Entries:

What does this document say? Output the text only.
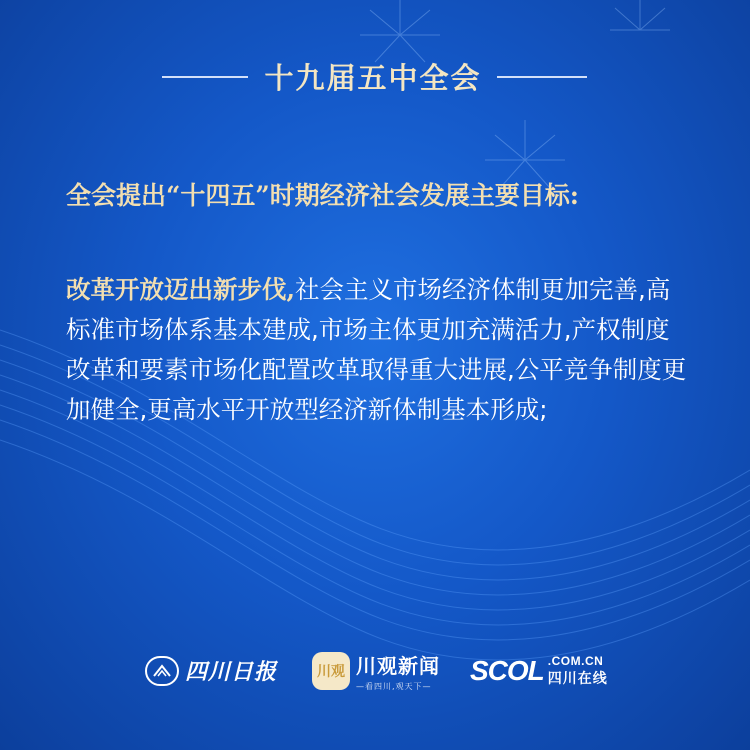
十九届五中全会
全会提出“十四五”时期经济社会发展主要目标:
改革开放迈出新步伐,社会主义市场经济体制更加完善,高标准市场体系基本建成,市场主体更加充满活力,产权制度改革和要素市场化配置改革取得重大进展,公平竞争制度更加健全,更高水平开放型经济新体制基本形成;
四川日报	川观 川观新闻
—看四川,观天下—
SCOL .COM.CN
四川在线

--

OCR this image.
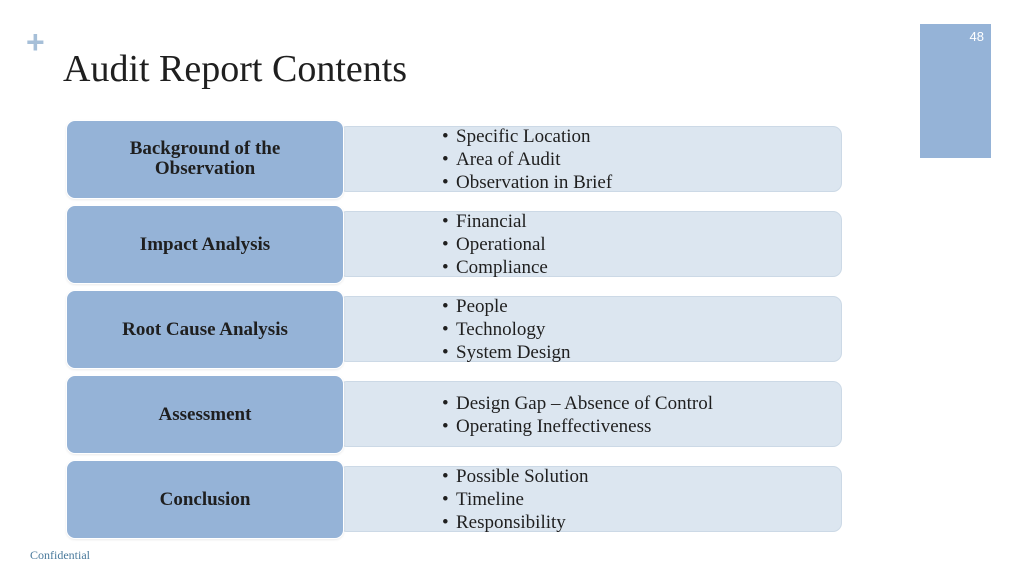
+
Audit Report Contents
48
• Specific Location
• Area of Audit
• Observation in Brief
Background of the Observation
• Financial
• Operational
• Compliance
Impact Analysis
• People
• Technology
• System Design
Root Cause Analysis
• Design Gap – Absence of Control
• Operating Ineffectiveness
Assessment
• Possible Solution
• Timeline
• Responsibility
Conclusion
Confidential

--

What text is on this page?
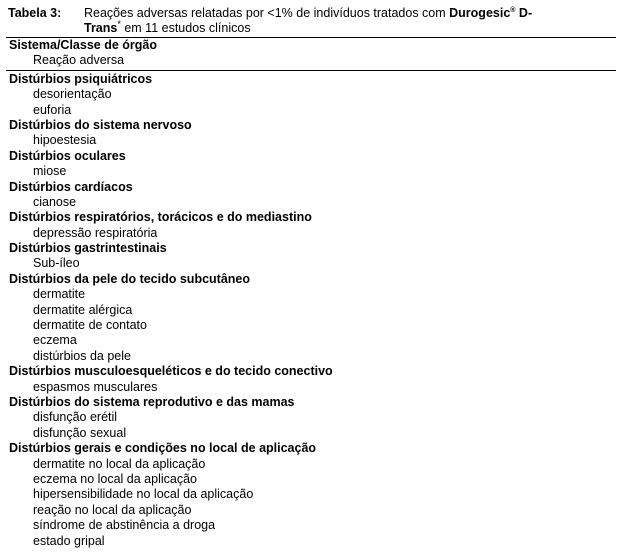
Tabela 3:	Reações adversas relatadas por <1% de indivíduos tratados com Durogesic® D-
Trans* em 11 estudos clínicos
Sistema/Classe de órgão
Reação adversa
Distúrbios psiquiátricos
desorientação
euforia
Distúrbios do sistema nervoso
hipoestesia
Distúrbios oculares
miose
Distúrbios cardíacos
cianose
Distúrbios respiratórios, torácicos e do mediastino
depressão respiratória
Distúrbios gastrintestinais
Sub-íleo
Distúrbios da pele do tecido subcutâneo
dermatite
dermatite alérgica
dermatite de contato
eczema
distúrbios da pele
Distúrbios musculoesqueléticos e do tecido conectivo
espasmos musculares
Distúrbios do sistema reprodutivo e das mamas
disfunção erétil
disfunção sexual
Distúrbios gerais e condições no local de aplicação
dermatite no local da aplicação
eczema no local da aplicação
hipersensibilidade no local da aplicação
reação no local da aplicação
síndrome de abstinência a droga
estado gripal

What you need to do:
Tally the lines above that contain the word "eczema", and reply with only the number.

Reply:
2